QUESTIONS
1 > According to the Rikuzen-Akai Station text, how far is the station from Aoba-dōri Station along the Senseki Line?
2 > Pick up the Rikuzen-Akai Station text after its final sentence and write the next part.

SELECTED EXCERPT
|---|
Railway station in Higashimatsushima, Miyagi Prefecture, Japan

Rikuzen-Akai Station (陸前赤井駅, Rikuzen-Akai-eki) is a railway station in the city of Higashimatsushima, Miyagi Prefecture, Japan, operated by East Japan Railway Company (JR East).

==Lines==
Rikuzen-Akai Station is served by the Senseki Line and is located 43.1 kilometers from the starting point of the Senseki Line at Aoba-dōri Station. It is also served by trains of the Senseki-Tōhoku Line.

==Station layout==
The station has one island platform connected to the station building by a level crossing. The station is staffed.
|---|
DATA SHOWN

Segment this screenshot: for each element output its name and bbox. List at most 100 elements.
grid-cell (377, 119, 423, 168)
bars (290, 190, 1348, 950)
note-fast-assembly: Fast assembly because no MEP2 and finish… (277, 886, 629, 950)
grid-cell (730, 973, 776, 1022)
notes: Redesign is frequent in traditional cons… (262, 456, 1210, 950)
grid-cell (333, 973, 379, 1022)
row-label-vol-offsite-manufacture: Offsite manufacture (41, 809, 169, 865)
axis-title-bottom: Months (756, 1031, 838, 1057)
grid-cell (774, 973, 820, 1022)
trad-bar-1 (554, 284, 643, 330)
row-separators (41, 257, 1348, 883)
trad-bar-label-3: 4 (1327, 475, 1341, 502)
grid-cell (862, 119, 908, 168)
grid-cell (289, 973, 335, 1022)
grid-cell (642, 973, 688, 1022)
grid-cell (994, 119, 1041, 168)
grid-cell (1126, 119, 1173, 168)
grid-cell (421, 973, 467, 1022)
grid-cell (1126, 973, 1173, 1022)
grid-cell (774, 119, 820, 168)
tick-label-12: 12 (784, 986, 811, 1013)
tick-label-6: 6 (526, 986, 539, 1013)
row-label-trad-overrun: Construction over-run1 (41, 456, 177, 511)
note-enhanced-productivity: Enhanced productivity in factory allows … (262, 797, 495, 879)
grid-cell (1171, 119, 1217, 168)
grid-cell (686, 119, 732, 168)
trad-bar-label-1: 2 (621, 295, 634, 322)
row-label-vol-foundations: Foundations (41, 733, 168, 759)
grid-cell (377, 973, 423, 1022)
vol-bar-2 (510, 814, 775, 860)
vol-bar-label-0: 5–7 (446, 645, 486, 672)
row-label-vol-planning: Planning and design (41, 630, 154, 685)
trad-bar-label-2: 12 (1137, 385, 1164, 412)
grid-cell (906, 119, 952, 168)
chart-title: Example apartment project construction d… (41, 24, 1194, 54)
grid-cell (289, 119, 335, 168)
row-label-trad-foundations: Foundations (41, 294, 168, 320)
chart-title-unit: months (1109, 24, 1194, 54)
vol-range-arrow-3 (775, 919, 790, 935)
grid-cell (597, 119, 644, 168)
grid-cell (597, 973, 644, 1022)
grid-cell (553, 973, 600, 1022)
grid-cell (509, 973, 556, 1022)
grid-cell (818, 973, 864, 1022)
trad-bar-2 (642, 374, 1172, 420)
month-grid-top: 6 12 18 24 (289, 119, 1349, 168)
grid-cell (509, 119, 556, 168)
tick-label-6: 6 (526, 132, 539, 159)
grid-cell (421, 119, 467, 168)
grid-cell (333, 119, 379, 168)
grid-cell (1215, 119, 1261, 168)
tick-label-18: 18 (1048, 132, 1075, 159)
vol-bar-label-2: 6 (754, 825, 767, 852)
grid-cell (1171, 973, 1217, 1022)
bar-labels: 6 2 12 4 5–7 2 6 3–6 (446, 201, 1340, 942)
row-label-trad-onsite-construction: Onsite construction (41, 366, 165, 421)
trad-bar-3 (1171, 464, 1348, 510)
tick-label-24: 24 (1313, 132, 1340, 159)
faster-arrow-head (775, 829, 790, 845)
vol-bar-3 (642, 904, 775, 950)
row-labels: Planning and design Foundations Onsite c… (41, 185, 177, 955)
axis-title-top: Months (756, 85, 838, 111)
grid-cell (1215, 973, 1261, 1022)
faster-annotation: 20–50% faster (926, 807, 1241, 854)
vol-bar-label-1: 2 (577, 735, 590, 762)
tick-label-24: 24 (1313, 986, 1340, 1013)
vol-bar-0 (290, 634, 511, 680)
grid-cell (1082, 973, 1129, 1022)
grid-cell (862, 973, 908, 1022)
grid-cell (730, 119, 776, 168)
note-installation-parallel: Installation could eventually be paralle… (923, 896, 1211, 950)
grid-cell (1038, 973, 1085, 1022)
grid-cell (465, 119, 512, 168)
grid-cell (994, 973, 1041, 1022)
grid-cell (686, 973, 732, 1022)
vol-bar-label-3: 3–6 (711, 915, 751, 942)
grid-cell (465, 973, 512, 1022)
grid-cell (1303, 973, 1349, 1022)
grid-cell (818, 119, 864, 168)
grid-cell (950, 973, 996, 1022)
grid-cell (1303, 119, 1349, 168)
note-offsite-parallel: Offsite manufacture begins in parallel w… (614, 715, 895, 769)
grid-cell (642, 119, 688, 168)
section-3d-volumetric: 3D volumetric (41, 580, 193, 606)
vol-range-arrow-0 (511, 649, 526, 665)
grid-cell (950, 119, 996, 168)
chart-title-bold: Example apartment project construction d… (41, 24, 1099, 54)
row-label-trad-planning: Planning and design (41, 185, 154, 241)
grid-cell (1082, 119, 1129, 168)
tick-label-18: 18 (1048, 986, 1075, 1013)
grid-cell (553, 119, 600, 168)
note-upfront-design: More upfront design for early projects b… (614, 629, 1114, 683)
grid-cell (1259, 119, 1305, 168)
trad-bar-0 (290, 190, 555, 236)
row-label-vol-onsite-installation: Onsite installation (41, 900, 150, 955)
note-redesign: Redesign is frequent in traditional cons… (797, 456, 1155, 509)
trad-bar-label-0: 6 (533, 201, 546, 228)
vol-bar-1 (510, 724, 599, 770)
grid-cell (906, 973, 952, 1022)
|---|
ANSWER LIST
1 > 43.1 kilometers

2 >
===Platforms===

| 1 | ■ Senseki Line | for Matsushima-Kaigan and Aoba-dōri |
|  | ■ Senseki-Tōhoku Line | for Shiogama and Sendai |
| 2 | ■ Senseki Line | for Ishinomaki |
|  | ■ Senseki-Tōhoku Line | for Ishinomaki |

==History==
Rikuzen-Akai Station opened on November 22, 1928, as a station on the Miyagi Electric Railway. The Miyagi Electric Railway was nationalized on May 1, 1944. The station was absorbed into the JR East network upon the privatization of JNR on April 1, 1987. The station was closed from March 11, 2011 due to damage to the line associated with the 2011 Tōhoku earthquake and tsunami. Services were restored to and on July 16, 2011. A new station building was completed in February 2012.

==Passenger statistics==
In fiscal 2018, the station was used by an average of 629 passengers daily (boarding passengers only).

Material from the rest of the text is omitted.